▶ Work to do:
Check each line of the records below and collect those holding "Rated".

▶ Data items:
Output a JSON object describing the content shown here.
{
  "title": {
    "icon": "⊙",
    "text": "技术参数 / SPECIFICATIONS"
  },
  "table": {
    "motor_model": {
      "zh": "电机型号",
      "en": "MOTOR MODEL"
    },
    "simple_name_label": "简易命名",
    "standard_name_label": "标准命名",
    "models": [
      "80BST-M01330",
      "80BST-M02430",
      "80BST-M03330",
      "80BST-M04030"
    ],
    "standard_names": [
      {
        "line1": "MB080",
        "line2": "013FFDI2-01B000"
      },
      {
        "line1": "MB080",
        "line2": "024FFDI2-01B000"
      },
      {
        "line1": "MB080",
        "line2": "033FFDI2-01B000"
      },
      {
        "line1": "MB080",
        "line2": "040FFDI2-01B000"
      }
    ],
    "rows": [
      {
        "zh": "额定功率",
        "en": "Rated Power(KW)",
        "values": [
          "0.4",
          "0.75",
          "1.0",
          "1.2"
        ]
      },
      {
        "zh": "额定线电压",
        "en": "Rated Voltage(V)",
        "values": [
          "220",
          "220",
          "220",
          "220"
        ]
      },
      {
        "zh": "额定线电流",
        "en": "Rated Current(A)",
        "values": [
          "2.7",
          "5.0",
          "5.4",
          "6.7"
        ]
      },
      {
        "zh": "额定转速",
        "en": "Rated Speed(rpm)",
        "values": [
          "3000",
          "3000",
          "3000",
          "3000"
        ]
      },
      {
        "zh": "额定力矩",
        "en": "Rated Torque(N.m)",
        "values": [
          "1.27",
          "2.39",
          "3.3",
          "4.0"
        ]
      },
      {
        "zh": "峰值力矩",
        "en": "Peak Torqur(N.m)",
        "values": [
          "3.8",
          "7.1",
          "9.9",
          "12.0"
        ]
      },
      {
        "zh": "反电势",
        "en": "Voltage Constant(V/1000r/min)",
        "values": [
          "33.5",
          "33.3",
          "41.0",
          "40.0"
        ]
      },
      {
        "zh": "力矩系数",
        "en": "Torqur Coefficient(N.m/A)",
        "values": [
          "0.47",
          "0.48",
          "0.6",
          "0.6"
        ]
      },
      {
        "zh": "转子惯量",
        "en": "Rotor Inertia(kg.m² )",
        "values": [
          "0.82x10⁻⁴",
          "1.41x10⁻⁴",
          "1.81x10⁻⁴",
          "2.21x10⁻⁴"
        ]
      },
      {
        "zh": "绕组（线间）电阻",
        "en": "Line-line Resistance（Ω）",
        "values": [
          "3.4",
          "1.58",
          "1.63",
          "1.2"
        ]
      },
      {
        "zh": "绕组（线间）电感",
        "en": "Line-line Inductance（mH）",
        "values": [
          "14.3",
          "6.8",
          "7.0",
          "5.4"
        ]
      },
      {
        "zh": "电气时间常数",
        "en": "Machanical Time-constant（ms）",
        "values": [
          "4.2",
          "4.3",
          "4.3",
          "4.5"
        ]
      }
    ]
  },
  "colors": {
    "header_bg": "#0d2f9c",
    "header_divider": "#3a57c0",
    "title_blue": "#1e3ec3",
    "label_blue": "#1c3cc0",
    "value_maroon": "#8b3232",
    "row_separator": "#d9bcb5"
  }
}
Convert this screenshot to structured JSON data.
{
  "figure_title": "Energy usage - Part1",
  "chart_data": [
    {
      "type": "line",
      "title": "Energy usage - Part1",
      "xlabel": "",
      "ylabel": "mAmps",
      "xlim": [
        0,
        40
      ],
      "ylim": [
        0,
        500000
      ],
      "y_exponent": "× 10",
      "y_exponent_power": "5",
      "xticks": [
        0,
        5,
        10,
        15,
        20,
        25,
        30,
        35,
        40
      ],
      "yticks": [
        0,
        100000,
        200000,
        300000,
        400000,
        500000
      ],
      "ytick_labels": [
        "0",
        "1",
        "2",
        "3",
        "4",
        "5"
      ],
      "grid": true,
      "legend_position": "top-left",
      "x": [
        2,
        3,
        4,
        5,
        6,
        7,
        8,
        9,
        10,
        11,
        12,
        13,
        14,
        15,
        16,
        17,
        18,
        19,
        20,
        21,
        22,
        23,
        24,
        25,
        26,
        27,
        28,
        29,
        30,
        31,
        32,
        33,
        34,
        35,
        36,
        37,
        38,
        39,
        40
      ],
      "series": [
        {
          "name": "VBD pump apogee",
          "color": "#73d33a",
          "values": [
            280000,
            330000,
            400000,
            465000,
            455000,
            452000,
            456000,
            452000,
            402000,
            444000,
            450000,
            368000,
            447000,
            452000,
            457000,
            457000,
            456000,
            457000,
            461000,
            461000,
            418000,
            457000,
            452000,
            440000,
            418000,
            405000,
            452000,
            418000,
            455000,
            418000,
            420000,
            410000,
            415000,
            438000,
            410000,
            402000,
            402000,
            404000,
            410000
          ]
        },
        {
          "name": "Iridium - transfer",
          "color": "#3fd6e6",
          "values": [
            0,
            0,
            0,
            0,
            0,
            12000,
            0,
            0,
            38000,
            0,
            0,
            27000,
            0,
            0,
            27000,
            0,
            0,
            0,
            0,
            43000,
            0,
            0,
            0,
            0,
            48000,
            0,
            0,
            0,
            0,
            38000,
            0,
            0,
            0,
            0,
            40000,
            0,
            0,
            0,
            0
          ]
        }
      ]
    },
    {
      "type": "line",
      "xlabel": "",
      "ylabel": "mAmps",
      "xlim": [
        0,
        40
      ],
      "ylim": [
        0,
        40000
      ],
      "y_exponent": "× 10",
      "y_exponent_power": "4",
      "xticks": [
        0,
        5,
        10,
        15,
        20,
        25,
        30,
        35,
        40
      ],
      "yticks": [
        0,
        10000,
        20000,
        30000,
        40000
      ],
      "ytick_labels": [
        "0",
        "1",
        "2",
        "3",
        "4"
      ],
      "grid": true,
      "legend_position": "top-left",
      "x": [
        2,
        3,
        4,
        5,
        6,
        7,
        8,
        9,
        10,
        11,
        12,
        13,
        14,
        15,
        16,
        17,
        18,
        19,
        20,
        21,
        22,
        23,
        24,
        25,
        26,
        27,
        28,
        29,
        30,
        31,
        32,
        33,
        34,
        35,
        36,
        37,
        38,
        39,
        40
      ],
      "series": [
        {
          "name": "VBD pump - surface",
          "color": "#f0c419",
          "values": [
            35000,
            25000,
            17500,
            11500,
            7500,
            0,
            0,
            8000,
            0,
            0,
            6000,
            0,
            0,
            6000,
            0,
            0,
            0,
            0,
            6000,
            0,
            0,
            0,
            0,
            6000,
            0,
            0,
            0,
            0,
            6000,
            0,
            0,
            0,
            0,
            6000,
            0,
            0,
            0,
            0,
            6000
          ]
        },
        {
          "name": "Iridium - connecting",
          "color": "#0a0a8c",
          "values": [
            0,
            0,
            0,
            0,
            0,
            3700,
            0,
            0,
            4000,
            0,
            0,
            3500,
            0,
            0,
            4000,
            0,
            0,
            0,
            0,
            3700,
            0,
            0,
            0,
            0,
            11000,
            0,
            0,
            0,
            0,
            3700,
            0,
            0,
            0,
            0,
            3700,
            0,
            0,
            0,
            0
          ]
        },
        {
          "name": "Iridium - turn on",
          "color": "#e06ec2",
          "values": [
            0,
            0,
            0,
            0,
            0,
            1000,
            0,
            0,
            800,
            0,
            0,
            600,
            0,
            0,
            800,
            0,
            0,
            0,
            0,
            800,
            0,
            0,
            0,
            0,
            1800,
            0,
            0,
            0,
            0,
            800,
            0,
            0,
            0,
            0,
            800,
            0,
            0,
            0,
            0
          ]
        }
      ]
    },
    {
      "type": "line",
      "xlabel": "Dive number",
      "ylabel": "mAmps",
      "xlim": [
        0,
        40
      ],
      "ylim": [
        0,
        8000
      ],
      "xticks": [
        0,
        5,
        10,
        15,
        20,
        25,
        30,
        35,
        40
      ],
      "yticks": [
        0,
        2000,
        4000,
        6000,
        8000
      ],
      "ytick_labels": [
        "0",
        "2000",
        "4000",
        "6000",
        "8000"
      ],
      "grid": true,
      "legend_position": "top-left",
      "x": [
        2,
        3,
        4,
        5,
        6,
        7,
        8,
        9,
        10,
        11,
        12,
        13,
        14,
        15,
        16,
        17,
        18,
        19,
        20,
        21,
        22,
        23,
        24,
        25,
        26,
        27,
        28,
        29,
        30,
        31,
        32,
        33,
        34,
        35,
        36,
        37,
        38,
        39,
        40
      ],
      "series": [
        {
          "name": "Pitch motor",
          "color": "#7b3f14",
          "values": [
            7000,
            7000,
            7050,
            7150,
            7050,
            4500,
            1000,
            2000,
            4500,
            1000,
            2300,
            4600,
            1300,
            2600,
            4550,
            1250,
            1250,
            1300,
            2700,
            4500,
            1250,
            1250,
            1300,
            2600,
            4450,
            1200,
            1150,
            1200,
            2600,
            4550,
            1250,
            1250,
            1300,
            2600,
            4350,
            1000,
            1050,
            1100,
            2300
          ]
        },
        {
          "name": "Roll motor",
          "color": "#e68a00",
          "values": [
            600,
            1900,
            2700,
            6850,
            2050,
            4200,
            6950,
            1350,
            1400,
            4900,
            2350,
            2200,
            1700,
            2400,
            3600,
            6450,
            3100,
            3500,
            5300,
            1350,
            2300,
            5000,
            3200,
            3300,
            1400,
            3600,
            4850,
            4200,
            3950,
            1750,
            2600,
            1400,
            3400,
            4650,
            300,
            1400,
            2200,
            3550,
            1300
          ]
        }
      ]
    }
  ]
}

▶ Answer to this problem:
        "en": "Rated Power(KW)",
        "en": "Rated Voltage(V)",
        "en": "Rated Current(A)",
        "en": "Rated Speed(rpm)",
        "en": "Rated Torque(N.m)",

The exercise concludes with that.